Start of Data extract

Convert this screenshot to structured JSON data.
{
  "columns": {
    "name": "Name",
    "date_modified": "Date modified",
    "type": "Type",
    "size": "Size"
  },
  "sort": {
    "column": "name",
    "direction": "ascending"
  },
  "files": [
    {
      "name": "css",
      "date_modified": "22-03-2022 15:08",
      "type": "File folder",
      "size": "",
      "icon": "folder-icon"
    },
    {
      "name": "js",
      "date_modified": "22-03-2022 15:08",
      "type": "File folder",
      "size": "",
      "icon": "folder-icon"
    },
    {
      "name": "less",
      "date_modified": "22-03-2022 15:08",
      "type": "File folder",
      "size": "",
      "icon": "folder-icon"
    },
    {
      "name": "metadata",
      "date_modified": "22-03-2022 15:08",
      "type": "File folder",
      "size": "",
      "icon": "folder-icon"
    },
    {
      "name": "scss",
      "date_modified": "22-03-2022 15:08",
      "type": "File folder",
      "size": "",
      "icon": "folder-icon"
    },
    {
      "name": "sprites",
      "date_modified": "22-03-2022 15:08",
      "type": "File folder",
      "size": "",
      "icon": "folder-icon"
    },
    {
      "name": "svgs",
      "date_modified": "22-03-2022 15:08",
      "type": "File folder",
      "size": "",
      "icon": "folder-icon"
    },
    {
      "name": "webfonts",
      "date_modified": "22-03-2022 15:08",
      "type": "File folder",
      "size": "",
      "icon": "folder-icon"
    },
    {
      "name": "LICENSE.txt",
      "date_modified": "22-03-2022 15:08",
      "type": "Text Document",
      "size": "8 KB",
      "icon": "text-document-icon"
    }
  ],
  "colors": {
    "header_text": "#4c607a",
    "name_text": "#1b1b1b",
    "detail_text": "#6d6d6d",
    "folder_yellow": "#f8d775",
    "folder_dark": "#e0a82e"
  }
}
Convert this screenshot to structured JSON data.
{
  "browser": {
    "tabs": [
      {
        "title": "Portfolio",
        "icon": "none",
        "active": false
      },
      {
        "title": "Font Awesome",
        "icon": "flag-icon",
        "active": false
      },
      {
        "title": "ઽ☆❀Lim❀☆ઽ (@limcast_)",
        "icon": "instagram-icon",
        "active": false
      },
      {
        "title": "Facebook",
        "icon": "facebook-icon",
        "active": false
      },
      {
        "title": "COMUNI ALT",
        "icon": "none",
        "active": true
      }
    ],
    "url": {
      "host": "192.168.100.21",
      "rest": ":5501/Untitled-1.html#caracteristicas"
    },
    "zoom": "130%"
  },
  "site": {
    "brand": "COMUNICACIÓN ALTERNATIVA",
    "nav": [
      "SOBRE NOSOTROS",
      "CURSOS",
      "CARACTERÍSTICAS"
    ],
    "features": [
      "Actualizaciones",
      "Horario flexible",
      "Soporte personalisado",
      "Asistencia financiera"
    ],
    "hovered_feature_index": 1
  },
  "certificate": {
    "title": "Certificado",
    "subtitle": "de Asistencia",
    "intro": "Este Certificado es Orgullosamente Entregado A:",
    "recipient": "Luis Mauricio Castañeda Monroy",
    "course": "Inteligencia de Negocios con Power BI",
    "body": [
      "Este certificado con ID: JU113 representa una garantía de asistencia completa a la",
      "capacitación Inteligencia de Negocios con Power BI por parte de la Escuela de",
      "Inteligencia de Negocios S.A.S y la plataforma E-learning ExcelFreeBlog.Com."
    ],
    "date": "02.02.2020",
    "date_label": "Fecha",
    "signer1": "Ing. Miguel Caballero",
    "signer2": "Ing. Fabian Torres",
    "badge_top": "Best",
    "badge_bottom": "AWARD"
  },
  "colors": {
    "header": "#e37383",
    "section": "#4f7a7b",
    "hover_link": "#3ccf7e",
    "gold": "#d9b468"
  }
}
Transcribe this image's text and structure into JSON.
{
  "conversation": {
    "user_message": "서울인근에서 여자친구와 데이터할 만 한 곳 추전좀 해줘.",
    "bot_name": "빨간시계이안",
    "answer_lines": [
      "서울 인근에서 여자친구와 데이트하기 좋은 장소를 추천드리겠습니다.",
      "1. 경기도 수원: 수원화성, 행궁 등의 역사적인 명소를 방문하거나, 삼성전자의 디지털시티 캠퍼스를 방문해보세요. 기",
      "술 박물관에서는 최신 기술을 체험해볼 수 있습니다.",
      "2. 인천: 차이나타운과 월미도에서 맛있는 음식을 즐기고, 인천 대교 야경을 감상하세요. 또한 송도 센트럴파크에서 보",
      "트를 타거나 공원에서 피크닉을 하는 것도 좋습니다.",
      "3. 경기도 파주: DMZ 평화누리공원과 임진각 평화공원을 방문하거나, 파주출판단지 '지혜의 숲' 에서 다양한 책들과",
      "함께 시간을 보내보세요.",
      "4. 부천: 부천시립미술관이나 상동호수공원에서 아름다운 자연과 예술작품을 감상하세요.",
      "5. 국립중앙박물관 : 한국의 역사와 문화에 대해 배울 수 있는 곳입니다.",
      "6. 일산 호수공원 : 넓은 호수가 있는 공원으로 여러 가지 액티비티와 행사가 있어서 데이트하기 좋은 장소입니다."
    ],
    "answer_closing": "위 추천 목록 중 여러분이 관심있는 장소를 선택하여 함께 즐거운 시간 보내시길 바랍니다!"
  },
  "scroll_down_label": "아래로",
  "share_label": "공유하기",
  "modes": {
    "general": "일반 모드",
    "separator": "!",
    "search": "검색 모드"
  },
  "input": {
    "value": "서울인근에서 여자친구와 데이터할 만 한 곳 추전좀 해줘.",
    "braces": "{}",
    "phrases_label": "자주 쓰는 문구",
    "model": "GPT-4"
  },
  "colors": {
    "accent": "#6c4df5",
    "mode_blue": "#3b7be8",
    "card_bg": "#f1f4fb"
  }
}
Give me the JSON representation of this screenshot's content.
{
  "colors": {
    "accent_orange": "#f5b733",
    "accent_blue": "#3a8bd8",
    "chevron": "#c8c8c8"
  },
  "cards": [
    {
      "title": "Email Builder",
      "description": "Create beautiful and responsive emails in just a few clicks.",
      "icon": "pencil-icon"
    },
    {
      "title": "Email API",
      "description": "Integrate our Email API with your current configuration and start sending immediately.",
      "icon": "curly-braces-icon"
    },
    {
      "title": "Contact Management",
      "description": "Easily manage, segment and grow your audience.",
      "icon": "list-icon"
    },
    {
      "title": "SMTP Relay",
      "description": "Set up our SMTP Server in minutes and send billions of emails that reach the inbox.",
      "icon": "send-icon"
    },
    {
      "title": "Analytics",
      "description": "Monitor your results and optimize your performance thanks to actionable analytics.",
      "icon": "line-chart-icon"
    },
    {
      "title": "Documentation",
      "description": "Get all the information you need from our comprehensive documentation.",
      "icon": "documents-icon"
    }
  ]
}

End of Data extract

Short exercise —
Reproduce the full listing exactly.

Result of the exercise —
Convert this screenshot to structured JSON data.
{
  "columns": {
    "name": "Name",
    "date_modified": "Date modified",
    "type": "Type",
    "size": "Size"
  },
  "sort": {
    "column": "name",
    "direction": "ascending"
  },
  "files": [
    {
      "name": "css",
      "date_modified": "22-03-2022 15:08",
      "type": "File folder",
      "size": "",
      "icon": "folder-icon"
    },
    {
      "name": "js",
      "date_modified": "22-03-2022 15:08",
      "type": "File folder",
      "size": "",
      "icon": "folder-icon"
    },
    {
      "name": "less",
      "date_modified": "22-03-2022 15:08",
      "type": "File folder",
      "size": "",
      "icon": "folder-icon"
    },
    {
      "name": "metadata",
      "date_modified": "22-03-2022 15:08",
      "type": "File folder",
      "size": "",
      "icon": "folder-icon"
    },
    {
      "name": "scss",
      "date_modified": "22-03-2022 15:08",
      "type": "File folder",
      "size": "",
      "icon": "folder-icon"
    },
    {
      "name": "sprites",
      "date_modified": "22-03-2022 15:08",
      "type": "File folder",
      "size": "",
      "icon": "folder-icon"
    },
    {
      "name": "svgs",
      "date_modified": "22-03-2022 15:08",
      "type": "File folder",
      "size": "",
      "icon": "folder-icon"
    },
    {
      "name": "webfonts",
      "date_modified": "22-03-2022 15:08",
      "type": "File folder",
      "size": "",
      "icon": "folder-icon"
    },
    {
      "name": "LICENSE.txt",
      "date_modified": "22-03-2022 15:08",
      "type": "Text Document",
      "size": "8 KB",
      "icon": "text-document-icon"
    }
  ],
  "colors": {
    "header_text": "#4c607a",
    "name_text": "#1b1b1b",
    "detail_text": "#6d6d6d",
    "folder_yellow": "#f8d775",
    "folder_dark": "#e0a82e"
  }
}
Convert this screenshot to structured JSON data.
{
  "browser": {
    "tabs": [
      {
        "title": "Portfolio",
        "icon": "none",
        "active": false
      },
      {
        "title": "Font Awesome",
        "icon": "flag-icon",
        "active": false
      },
      {
        "title": "ઽ☆❀Lim❀☆ઽ (@limcast_)",
        "icon": "instagram-icon",
        "active": false
      },
      {
        "title": "Facebook",
        "icon": "facebook-icon",
        "active": false
      },
      {
        "title": "COMUNI ALT",
        "icon": "none",
        "active": true
      }
    ],
    "url": {
      "host": "192.168.100.21",
      "rest": ":5501/Untitled-1.html#caracteristicas"
    },
    "zoom": "130%"
  },
  "site": {
    "brand": "COMUNICACIÓN ALTERNATIVA",
    "nav": [
      "SOBRE NOSOTROS",
      "CURSOS",
      "CARACTERÍSTICAS"
    ],
    "features": [
      "Actualizaciones",
      "Horario flexible",
      "Soporte personalisado",
      "Asistencia financiera"
    ],
    "hovered_feature_index": 1
  },
  "certificate": {
    "title": "Certificado",
    "subtitle": "de Asistencia",
    "intro": "Este Certificado es Orgullosamente Entregado A:",
    "recipient": "Luis Mauricio Castañeda Monroy",
    "course": "Inteligencia de Negocios con Power BI",
    "body": [
      "Este certificado con ID: JU113 representa una garantía de asistencia completa a la",
      "capacitación Inteligencia de Negocios con Power BI por parte de la Escuela de",
      "Inteligencia de Negocios S.A.S y la plataforma E-learning ExcelFreeBlog.Com."
    ],
    "date": "02.02.2020",
    "date_label": "Fecha",
    "signer1": "Ing. Miguel Caballero",
    "signer2": "Ing. Fabian Torres",
    "badge_top": "Best",
    "badge_bottom": "AWARD"
  },
  "colors": {
    "header": "#e37383",
    "section": "#4f7a7b",
    "hover_link": "#3ccf7e",
    "gold": "#d9b468"
  }
}
Transcribe this image's text and structure into JSON.
{
  "conversation": {
    "user_message": "서울인근에서 여자친구와 데이터할 만 한 곳 추전좀 해줘.",
    "bot_name": "빨간시계이안",
    "answer_lines": [
      "서울 인근에서 여자친구와 데이트하기 좋은 장소를 추천드리겠습니다.",
      "1. 경기도 수원: 수원화성, 행궁 등의 역사적인 명소를 방문하거나, 삼성전자의 디지털시티 캠퍼스를 방문해보세요. 기",
      "술 박물관에서는 최신 기술을 체험해볼 수 있습니다.",
      "2. 인천: 차이나타운과 월미도에서 맛있는 음식을 즐기고, 인천 대교 야경을 감상하세요. 또한 송도 센트럴파크에서 보",
      "트를 타거나 공원에서 피크닉을 하는 것도 좋습니다.",
      "3. 경기도 파주: DMZ 평화누리공원과 임진각 평화공원을 방문하거나, 파주출판단지 '지혜의 숲' 에서 다양한 책들과",
      "함께 시간을 보내보세요.",
      "4. 부천: 부천시립미술관이나 상동호수공원에서 아름다운 자연과 예술작품을 감상하세요.",
      "5. 국립중앙박물관 : 한국의 역사와 문화에 대해 배울 수 있는 곳입니다.",
      "6. 일산 호수공원 : 넓은 호수가 있는 공원으로 여러 가지 액티비티와 행사가 있어서 데이트하기 좋은 장소입니다."
    ],
    "answer_closing": "위 추천 목록 중 여러분이 관심있는 장소를 선택하여 함께 즐거운 시간 보내시길 바랍니다!"
  },
  "scroll_down_label": "아래로",
  "share_label": "공유하기",
  "modes": {
    "general": "일반 모드",
    "separator": "!",
    "search": "검색 모드"
  },
  "input": {
    "value": "서울인근에서 여자친구와 데이터할 만 한 곳 추전좀 해줘.",
    "braces": "{}",
    "phrases_label": "자주 쓰는 문구",
    "model": "GPT-4"
  },
  "colors": {
    "accent": "#6c4df5",
    "mode_blue": "#3b7be8",
    "card_bg": "#f1f4fb"
  }
}
Give me the JSON representation of this screenshot's content.
{
  "colors": {
    "accent_orange": "#f5b733",
    "accent_blue": "#3a8bd8",
    "chevron": "#c8c8c8"
  },
  "cards": [
    {
      "title": "Email Builder",
      "description": "Create beautiful and responsive emails in just a few clicks.",
      "icon": "pencil-icon"
    },
    {
      "title": "Email API",
      "description": "Integrate our Email API with your current configuration and start sending immediately.",
      "icon": "curly-braces-icon"
    },
    {
      "title": "Contact Management",
      "description": "Easily manage, segment and grow your audience.",
      "icon": "list-icon"
    },
    {
      "title": "SMTP Relay",
      "description": "Set up our SMTP Server in minutes and send billions of emails that reach the inbox.",
      "icon": "send-icon"
    },
    {
      "title": "Analytics",
      "description": "Monitor your results and optimize your performance thanks to actionable analytics.",
      "icon": "line-chart-icon"
    },
    {
      "title": "Documentation",
      "description": "Get all the information you need from our comprehensive documentation.",
      "icon": "documents-icon"
    }
  ]
}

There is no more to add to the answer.